### WORKING DATA

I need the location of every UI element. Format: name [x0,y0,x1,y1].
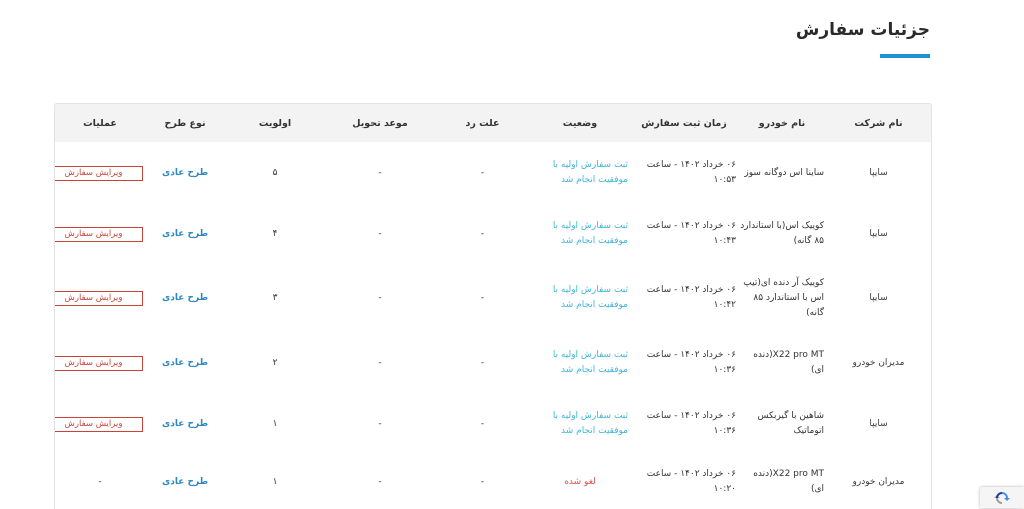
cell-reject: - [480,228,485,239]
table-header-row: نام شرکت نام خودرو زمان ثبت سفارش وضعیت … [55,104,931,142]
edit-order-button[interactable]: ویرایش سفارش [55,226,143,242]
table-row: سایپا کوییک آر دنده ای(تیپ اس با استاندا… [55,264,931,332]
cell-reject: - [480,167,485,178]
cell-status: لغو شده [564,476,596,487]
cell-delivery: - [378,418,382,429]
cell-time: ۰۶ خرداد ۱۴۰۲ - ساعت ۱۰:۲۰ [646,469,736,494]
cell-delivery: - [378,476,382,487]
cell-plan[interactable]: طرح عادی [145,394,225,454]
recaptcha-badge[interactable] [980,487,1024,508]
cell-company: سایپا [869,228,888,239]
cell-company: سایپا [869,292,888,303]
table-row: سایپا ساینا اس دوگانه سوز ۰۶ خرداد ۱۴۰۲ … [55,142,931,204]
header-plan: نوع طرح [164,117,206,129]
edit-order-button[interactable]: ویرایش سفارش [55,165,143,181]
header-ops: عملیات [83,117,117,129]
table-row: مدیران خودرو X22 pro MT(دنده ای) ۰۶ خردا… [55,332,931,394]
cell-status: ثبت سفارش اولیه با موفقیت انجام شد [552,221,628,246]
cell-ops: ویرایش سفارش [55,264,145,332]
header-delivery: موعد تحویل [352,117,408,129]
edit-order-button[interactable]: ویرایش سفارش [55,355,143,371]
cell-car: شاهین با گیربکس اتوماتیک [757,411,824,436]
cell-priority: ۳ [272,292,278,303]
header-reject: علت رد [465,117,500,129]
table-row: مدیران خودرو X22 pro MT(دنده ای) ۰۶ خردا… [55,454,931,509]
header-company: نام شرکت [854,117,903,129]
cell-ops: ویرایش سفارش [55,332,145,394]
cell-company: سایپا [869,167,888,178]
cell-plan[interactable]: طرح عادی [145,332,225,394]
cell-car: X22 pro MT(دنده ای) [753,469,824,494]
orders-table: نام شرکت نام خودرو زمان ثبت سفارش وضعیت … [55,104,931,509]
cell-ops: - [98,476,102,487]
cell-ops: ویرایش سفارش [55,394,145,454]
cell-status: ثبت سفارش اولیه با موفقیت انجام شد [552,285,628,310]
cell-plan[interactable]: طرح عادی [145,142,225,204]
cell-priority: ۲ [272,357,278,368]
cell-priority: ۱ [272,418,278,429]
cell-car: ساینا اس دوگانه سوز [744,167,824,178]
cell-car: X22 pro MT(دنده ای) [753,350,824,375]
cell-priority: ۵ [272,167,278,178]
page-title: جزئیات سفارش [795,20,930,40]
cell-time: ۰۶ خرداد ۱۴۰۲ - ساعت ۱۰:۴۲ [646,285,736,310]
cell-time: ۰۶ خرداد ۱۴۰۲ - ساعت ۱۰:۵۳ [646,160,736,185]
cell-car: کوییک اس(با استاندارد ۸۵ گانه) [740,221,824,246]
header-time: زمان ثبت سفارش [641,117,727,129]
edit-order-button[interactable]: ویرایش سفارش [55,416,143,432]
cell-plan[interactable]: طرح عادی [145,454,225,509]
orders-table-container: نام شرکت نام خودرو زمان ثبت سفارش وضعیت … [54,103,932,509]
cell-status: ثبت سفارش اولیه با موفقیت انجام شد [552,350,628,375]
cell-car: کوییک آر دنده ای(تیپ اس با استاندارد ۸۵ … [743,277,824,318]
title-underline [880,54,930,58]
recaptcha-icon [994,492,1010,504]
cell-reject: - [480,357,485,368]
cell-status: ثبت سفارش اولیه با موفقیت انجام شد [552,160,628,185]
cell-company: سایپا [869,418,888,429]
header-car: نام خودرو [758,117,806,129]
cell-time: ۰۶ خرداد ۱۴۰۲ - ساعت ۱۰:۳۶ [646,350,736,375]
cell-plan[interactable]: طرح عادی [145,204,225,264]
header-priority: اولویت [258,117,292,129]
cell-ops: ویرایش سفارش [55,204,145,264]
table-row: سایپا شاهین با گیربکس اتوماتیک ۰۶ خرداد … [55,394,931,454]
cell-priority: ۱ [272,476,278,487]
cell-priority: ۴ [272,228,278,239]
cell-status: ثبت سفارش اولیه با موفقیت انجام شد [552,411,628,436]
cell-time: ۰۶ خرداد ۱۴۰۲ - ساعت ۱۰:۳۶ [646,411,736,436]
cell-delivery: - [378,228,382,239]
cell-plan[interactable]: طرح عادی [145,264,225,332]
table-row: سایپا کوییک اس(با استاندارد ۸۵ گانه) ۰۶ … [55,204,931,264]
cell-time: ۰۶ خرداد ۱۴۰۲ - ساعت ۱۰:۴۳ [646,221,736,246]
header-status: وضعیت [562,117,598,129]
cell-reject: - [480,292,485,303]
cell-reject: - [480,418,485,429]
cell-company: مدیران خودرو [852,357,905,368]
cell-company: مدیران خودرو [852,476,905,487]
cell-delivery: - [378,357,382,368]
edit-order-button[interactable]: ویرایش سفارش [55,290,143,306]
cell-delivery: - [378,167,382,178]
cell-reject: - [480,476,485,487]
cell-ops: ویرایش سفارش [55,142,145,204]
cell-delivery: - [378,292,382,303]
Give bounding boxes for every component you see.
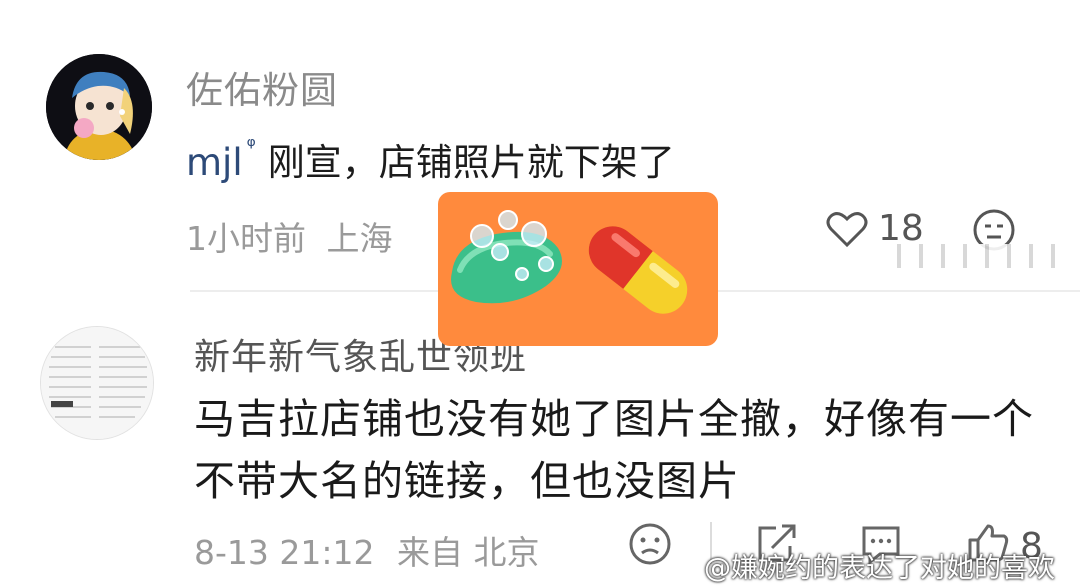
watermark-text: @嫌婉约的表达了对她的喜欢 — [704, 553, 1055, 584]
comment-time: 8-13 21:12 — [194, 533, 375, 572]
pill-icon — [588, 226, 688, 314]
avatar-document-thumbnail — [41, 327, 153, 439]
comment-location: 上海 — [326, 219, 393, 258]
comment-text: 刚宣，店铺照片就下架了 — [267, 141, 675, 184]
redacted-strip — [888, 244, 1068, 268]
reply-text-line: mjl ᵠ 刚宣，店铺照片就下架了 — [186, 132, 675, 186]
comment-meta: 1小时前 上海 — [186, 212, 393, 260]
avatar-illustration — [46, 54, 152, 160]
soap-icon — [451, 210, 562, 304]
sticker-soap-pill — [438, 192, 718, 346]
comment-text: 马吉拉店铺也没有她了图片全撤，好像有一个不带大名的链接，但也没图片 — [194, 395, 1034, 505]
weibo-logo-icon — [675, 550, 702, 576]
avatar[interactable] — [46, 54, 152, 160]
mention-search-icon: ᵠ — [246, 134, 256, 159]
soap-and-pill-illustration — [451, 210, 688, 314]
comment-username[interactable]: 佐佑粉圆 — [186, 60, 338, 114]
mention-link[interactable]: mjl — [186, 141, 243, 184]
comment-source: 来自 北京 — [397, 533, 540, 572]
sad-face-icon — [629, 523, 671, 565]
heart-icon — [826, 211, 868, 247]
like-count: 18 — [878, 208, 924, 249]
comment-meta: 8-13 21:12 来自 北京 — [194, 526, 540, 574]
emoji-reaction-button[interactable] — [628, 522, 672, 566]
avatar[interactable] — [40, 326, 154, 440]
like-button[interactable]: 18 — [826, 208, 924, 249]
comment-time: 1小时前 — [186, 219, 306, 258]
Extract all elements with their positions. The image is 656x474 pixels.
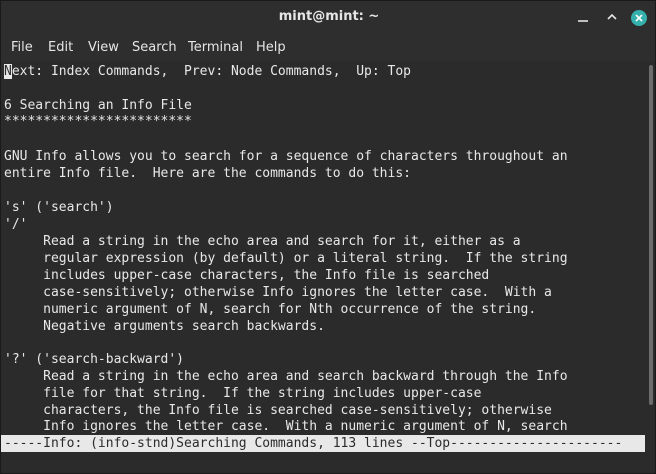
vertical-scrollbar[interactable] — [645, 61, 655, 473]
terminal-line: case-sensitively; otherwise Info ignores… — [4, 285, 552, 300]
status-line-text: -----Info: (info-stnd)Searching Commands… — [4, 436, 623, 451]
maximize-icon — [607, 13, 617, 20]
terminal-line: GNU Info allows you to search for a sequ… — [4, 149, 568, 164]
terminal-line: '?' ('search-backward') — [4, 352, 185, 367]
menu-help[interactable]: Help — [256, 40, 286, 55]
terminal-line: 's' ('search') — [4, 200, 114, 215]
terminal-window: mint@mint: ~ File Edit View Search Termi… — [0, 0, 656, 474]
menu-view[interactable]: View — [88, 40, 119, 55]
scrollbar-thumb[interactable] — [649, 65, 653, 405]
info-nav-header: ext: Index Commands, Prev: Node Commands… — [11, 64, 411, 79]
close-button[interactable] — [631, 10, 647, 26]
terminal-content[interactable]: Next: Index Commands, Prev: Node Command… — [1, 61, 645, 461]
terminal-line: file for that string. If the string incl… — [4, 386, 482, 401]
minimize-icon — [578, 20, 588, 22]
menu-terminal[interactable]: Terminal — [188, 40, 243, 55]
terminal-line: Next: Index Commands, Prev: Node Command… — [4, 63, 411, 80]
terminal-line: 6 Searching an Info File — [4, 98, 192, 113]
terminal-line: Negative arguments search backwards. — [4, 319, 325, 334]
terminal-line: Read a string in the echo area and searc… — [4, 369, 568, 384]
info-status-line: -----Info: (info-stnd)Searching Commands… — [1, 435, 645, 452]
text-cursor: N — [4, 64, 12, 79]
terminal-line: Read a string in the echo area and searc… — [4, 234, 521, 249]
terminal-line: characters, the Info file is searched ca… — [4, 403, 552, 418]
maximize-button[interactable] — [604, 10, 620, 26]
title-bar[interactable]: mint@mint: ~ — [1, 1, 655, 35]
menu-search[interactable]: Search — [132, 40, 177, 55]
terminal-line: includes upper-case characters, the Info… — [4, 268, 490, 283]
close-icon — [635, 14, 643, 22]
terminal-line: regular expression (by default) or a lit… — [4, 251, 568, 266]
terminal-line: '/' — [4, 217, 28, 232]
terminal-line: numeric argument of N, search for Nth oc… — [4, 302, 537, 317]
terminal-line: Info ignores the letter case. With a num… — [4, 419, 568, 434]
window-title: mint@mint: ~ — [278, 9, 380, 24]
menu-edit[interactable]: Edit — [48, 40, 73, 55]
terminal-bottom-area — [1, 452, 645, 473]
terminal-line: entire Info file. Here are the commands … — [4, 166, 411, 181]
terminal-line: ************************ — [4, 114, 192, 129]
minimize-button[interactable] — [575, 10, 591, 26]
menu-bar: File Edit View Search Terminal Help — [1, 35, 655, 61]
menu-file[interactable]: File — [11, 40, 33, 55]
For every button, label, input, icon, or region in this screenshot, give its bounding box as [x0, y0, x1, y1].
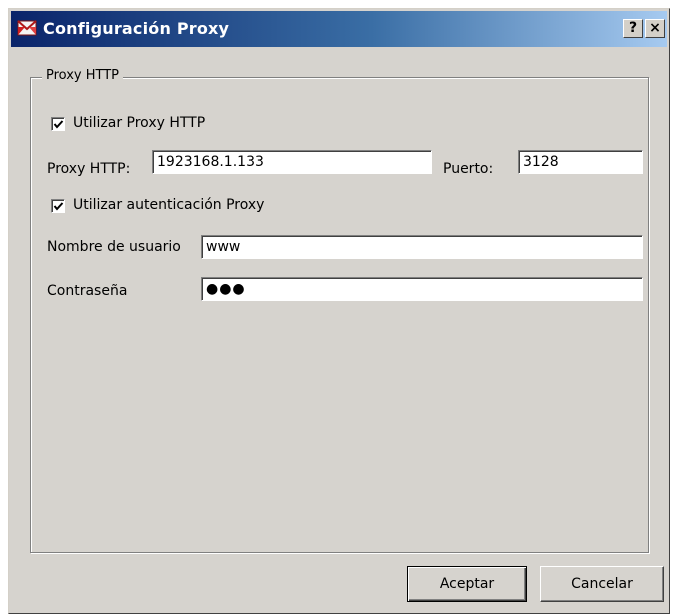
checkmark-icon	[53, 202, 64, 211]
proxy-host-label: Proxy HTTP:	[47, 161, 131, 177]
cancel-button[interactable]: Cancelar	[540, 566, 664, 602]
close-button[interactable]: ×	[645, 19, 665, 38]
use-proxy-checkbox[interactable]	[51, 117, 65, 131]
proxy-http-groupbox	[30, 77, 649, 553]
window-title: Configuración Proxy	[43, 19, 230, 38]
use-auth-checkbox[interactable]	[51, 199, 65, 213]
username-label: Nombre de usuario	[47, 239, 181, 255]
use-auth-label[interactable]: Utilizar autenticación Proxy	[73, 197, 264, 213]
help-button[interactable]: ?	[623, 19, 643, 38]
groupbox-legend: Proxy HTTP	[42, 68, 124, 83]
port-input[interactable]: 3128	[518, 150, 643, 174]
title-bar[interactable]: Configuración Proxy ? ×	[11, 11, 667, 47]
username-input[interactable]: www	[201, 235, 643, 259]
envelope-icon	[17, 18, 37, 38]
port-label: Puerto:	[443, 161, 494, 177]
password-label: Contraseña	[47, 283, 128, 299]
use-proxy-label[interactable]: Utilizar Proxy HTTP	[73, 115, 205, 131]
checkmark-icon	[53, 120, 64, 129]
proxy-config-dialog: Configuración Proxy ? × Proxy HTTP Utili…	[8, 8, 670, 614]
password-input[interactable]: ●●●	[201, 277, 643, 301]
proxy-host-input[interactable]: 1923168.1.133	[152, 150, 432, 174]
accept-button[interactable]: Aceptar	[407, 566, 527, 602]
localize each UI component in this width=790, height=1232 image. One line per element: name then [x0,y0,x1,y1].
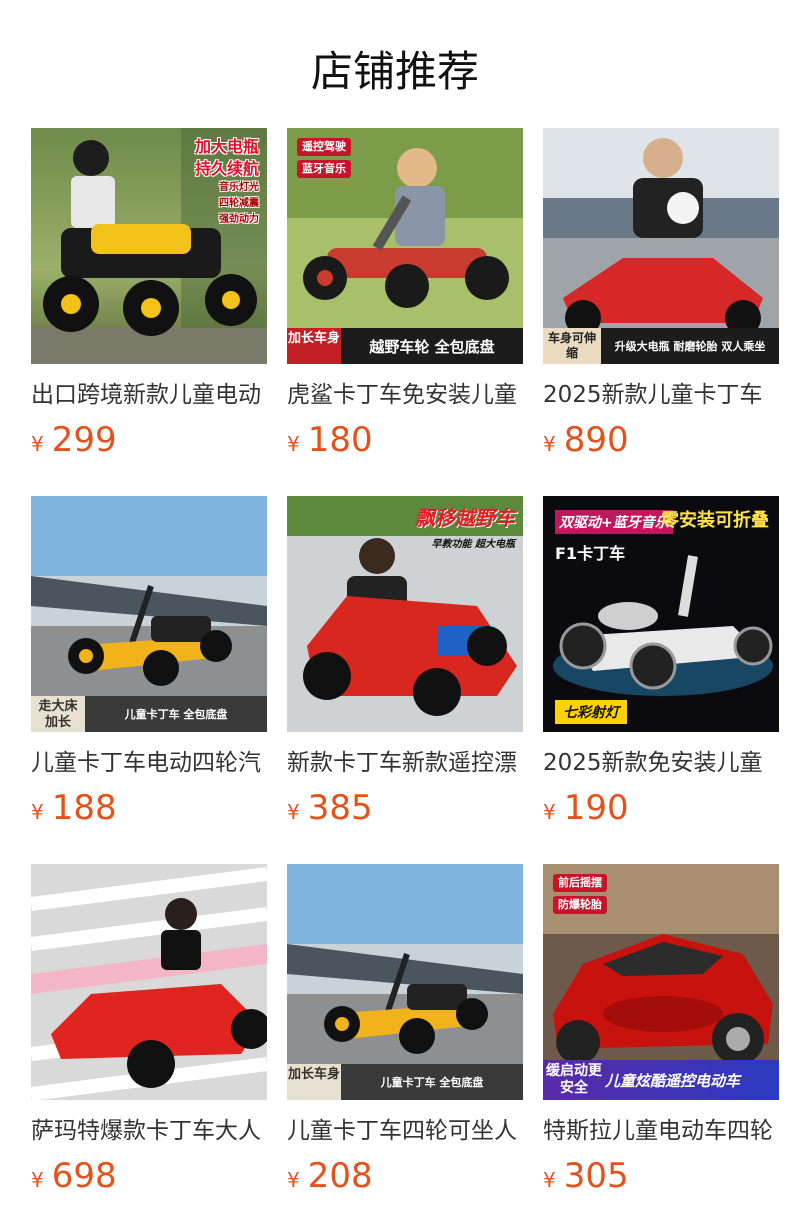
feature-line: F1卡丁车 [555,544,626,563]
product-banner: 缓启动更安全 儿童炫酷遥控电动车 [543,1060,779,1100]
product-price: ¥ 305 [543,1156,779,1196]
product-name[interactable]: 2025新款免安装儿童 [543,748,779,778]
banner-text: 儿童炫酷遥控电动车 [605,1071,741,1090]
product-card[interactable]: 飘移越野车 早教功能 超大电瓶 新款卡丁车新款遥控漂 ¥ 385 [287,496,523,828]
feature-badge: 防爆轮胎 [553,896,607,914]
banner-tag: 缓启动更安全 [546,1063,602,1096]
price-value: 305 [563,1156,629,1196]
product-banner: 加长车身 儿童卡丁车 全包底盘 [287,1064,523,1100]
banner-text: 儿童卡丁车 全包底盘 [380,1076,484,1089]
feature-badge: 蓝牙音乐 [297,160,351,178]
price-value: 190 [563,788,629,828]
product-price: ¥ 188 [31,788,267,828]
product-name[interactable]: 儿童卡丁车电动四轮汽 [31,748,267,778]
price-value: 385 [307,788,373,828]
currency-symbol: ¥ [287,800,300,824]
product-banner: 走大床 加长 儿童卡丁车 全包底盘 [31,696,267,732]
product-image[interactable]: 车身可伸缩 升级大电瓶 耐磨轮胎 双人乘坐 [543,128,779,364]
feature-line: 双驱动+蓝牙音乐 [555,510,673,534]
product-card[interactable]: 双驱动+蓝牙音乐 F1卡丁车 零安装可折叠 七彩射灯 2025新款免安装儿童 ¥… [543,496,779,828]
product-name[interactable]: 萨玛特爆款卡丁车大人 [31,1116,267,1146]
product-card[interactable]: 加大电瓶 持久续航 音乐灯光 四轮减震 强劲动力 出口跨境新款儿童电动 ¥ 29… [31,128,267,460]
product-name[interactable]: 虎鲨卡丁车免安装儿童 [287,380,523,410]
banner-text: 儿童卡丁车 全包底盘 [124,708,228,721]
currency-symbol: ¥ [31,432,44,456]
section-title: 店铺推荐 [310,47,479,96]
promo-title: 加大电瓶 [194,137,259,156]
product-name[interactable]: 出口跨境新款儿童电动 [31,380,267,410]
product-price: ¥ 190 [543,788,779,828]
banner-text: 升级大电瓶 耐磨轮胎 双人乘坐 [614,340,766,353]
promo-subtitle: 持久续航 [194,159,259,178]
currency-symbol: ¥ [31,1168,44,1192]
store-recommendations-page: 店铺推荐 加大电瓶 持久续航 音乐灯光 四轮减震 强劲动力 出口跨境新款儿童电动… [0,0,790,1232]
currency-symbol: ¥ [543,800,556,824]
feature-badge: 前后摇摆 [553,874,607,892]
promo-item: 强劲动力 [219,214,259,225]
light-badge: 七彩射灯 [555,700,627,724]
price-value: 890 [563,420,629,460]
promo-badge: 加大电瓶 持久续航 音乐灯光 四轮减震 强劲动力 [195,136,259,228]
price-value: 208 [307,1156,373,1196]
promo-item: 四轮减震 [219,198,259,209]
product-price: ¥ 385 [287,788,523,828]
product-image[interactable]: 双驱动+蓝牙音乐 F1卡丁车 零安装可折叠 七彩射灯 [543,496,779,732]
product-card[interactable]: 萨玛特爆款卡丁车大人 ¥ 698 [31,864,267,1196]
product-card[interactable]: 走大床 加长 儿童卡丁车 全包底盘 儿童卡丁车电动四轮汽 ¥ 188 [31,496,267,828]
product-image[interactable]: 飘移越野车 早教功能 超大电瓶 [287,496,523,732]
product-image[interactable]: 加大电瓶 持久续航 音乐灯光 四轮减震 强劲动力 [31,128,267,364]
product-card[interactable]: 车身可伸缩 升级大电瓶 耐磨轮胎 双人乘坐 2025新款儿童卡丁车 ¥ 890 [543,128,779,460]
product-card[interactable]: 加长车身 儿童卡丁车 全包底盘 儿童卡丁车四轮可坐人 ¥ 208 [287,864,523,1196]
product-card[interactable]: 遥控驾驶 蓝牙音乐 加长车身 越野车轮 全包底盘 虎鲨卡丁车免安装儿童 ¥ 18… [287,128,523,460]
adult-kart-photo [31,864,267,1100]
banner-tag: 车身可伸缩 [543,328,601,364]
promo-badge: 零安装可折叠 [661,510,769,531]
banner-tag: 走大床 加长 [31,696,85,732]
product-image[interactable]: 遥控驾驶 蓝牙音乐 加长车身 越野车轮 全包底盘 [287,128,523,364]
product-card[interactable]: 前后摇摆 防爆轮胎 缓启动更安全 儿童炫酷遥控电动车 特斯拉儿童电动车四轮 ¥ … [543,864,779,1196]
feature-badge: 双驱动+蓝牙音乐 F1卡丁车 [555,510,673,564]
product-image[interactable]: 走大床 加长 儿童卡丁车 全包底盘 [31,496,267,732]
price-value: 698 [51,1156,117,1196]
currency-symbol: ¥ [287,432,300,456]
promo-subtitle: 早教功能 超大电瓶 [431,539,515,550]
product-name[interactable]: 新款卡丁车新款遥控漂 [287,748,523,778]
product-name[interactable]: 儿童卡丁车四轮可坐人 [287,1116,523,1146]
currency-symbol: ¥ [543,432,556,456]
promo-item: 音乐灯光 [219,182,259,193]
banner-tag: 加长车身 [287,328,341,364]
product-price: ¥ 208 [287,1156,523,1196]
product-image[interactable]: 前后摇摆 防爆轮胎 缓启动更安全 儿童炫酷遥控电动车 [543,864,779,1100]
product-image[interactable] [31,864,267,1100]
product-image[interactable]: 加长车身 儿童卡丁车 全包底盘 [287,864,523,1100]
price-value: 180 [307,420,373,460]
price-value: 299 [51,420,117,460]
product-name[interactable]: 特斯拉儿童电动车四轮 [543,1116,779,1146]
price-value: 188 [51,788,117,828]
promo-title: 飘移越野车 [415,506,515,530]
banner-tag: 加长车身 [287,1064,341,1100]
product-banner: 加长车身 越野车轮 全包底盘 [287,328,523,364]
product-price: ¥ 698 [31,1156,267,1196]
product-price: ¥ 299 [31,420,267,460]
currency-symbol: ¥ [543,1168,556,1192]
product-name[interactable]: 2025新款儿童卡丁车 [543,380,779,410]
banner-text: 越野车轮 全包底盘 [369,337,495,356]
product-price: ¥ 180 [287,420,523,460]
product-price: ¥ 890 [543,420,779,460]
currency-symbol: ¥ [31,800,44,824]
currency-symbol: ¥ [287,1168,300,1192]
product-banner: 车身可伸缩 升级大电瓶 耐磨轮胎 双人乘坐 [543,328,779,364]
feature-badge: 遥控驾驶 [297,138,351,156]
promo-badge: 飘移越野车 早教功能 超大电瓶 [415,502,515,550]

######

*TASK BRIEF*. Rewrite the lines starting at "feature-line: F1卡丁车 [555,544,626,563]" and ending at "product-banner: 加长车身 儿童卡丁车", swapping "banner-tag" for "banner-label" and leaving everything else as it is.

*WRITTEN RESPONSE*.
feature-line: F1卡丁车 [555,544,626,563]
product-banner: 缓启动更安全 儿童炫酷遥控电动车 [543,1060,779,1100]
product-price: ¥ 305 [543,1156,779,1196]
product-name[interactable]: 2025新款免安装儿童 [543,748,779,778]
banner-text: 儿童炫酷遥控电动车 [605,1071,741,1090]
product-card[interactable]: 飘移越野车 早教功能 超大电瓶 新款卡丁车新款遥控漂 ¥ 385 [287,496,523,828]
feature-badge: 防爆轮胎 [553,896,607,914]
banner-label: 缓启动更安全 [546,1063,602,1096]
price-value: 305 [563,1156,629,1196]
product-banner: 加长车身 儿童卡丁车 全包底盘 [287,1064,523,1100]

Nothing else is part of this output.